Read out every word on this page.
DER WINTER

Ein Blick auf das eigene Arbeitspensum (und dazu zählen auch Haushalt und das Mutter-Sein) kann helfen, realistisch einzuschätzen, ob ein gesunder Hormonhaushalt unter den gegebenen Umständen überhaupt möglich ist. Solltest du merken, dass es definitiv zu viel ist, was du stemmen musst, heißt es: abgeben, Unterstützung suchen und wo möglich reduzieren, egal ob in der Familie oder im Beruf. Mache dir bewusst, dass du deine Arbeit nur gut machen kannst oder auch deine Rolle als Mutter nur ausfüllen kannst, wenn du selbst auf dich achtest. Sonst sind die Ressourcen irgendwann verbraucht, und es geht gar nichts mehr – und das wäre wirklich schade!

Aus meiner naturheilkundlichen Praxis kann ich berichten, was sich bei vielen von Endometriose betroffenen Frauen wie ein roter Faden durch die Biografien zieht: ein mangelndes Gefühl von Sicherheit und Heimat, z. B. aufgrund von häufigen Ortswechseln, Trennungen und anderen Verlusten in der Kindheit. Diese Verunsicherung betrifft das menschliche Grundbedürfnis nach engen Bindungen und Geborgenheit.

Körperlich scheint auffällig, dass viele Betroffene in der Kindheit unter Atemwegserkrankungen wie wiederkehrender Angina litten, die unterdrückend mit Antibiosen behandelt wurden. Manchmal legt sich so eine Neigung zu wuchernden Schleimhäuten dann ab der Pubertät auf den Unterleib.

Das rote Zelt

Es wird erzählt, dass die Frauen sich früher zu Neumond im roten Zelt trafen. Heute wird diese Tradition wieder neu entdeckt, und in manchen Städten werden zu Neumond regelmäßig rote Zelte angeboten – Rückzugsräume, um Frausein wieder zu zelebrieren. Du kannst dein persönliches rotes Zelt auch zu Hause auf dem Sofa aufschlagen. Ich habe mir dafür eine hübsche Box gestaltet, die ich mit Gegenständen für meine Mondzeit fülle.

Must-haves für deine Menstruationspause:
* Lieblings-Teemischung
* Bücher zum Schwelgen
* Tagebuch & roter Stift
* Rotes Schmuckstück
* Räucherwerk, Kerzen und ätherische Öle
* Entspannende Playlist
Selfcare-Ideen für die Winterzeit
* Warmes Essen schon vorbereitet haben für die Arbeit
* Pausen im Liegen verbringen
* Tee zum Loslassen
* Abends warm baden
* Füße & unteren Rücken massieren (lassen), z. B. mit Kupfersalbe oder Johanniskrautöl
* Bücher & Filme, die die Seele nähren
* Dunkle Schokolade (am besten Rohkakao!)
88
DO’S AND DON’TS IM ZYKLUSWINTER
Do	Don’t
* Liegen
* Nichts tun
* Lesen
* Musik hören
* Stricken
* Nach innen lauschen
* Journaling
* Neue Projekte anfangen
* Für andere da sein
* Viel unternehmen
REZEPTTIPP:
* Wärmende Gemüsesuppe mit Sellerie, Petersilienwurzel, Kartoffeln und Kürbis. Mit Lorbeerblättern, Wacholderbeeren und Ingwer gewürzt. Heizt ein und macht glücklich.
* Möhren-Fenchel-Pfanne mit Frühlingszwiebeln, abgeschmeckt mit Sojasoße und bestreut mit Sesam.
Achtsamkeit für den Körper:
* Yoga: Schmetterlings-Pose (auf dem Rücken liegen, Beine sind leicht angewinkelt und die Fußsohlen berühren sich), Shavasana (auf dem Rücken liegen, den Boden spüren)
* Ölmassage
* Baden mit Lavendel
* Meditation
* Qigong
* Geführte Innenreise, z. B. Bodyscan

__Requirement__. Scan the entries above for the word "roter" and collect each line holding it.

__Exercise answer__.
Aus meiner naturheilkundlichen Praxis kann ich berichten, was sich bei vielen von Endometriose betroffenen Frauen wie ein roter Faden durch die Biografien zieht: ein mangelndes Gefühl von Sicherheit und Heimat, z. B. aufgrund von häufigen Ortswechseln, Trennungen und anderen Verlusten in der Kindheit. Diese Verunsicherung betrifft das menschliche Grundbedürfnis nach engen Bindungen und Geborgenheit.
* Tagebuch & roter Stift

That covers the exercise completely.